Exercise description: Reproduce the entries exactly.

=-=-=-=-=

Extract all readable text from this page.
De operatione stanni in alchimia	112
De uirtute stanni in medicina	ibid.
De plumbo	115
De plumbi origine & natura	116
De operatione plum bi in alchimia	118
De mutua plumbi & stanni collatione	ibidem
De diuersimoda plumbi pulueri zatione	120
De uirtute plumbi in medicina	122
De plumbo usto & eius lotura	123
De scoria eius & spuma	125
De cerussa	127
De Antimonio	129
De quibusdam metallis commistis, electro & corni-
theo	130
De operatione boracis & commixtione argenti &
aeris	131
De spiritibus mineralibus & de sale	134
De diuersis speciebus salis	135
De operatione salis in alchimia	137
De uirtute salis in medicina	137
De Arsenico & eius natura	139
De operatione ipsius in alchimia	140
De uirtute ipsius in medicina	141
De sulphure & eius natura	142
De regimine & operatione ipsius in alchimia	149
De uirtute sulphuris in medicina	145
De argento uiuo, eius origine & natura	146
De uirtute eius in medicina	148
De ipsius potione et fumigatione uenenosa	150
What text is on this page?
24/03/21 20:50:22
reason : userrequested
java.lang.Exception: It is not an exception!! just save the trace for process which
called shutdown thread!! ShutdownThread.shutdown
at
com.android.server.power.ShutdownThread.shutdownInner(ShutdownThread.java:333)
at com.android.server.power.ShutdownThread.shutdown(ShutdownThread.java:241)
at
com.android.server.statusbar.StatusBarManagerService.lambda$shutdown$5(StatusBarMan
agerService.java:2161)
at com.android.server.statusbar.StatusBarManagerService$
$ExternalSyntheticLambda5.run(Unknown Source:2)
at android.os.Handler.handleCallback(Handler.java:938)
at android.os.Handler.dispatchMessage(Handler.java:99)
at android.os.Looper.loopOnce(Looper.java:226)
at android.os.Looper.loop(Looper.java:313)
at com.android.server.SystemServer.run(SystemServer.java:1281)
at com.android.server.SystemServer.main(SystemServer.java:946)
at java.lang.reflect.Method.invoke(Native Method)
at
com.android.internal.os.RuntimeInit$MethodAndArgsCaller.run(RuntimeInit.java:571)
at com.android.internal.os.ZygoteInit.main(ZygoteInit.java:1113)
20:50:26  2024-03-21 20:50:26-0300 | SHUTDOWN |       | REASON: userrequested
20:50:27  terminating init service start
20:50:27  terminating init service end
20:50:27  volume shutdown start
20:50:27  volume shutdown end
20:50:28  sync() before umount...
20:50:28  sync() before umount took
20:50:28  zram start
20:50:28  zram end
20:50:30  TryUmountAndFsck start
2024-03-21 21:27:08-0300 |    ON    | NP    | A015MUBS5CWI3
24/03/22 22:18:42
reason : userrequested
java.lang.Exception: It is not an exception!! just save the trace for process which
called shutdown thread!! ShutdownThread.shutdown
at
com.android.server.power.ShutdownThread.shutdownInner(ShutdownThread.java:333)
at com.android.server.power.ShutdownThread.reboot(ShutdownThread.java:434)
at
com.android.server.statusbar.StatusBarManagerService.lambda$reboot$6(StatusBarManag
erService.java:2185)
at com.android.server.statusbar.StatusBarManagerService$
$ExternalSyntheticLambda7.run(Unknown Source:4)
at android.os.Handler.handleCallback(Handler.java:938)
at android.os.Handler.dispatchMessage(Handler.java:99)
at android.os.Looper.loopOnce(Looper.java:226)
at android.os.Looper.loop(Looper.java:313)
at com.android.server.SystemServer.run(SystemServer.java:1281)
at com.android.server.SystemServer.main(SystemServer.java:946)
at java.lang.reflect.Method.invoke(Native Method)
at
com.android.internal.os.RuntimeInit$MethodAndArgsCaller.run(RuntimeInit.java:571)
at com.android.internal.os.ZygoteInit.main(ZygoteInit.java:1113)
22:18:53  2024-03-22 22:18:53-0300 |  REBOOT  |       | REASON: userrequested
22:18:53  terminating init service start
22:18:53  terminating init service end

=-=-=-=-=

Response below:
Extract all readable text from this page.
De operatione stanni in alchimia	112
De uirtute stanni in medicina	ibid.
De plumbo	115
De plumbi origine & natura	116
De operatione plum bi in alchimia	118
De mutua plumbi & stanni collatione	ibidem
De diuersimoda plumbi pulueri zatione	120
De uirtute plumbi in medicina	122
De plumbo usto & eius lotura	123
De scoria eius & spuma	125
De cerussa	127
De Antimonio	129
De quibusdam metallis commistis, electro & corni-
theo	130
De operatione boracis & commixtione argenti &
aeris	131
De spiritibus mineralibus & de sale	134
De diuersis speciebus salis	135
De operatione salis in alchimia	137
De uirtute salis in medicina	137
De Arsenico & eius natura	139
De operatione ipsius in alchimia	140
De uirtute ipsius in medicina	141
De sulphure & eius natura	142
De regimine & operatione ipsius in alchimia	149
De uirtute sulphuris in medicina	145
De argento uiuo, eius origine & natura	146
De uirtute eius in medicina	148
De ipsius potione et fumigatione uenenosa	150
What text is on this page?
24/03/21 20:50:22
reason : userrequested
java.lang.Exception: It is not an exception!! just save the trace for process which
called shutdown thread!! ShutdownThread.shutdown
at
com.android.server.power.ShutdownThread.shutdownInner(ShutdownThread.java:333)
at com.android.server.power.ShutdownThread.shutdown(ShutdownThread.java:241)
at
com.android.server.statusbar.StatusBarManagerService.lambda$shutdown$5(StatusBarMan
agerService.java:2161)
at com.android.server.statusbar.StatusBarManagerService$
$ExternalSyntheticLambda5.run(Unknown Source:2)
at android.os.Handler.handleCallback(Handler.java:938)
at android.os.Handler.dispatchMessage(Handler.java:99)
at android.os.Looper.loopOnce(Looper.java:226)
at android.os.Looper.loop(Looper.java:313)
at com.android.server.SystemServer.run(SystemServer.java:1281)
at com.android.server.SystemServer.main(SystemServer.java:946)
at java.lang.reflect.Method.invoke(Native Method)
at
com.android.internal.os.RuntimeInit$MethodAndArgsCaller.run(RuntimeInit.java:571)
at com.android.internal.os.ZygoteInit.main(ZygoteInit.java:1113)
20:50:26  2024-03-21 20:50:26-0300 | SHUTDOWN |       | REASON: userrequested
20:50:27  terminating init service start
20:50:27  terminating init service end
20:50:27  volume shutdown start
20:50:27  volume shutdown end
20:50:28  sync() before umount...
20:50:28  sync() before umount took
20:50:28  zram start
20:50:28  zram end
20:50:30  TryUmountAndFsck start
2024-03-21 21:27:08-0300 |    ON    | NP    | A015MUBS5CWI3
24/03/22 22:18:42
reason : userrequested
java.lang.Exception: It is not an exception!! just save the trace for process which
called shutdown thread!! ShutdownThread.shutdown
at
com.android.server.power.ShutdownThread.shutdownInner(ShutdownThread.java:333)
at com.android.server.power.ShutdownThread.reboot(ShutdownThread.java:434)
at
com.android.server.statusbar.StatusBarManagerService.lambda$reboot$6(StatusBarManag
erService.java:2185)
at com.android.server.statusbar.StatusBarManagerService$
$ExternalSyntheticLambda7.run(Unknown Source:4)
at android.os.Handler.handleCallback(Handler.java:938)
at android.os.Handler.dispatchMessage(Handler.java:99)
at android.os.Looper.loopOnce(Looper.java:226)
at android.os.Looper.loop(Looper.java:313)
at com.android.server.SystemServer.run(SystemServer.java:1281)
at com.android.server.SystemServer.main(SystemServer.java:946)
at java.lang.reflect.Method.invoke(Native Method)
at
com.android.internal.os.RuntimeInit$MethodAndArgsCaller.run(RuntimeInit.java:571)
at com.android.internal.os.ZygoteInit.main(ZygoteInit.java:1113)
22:18:53  2024-03-22 22:18:53-0300 |  REBOOT  |       | REASON: userrequested
22:18:53  terminating init service start
22:18:53  terminating init service end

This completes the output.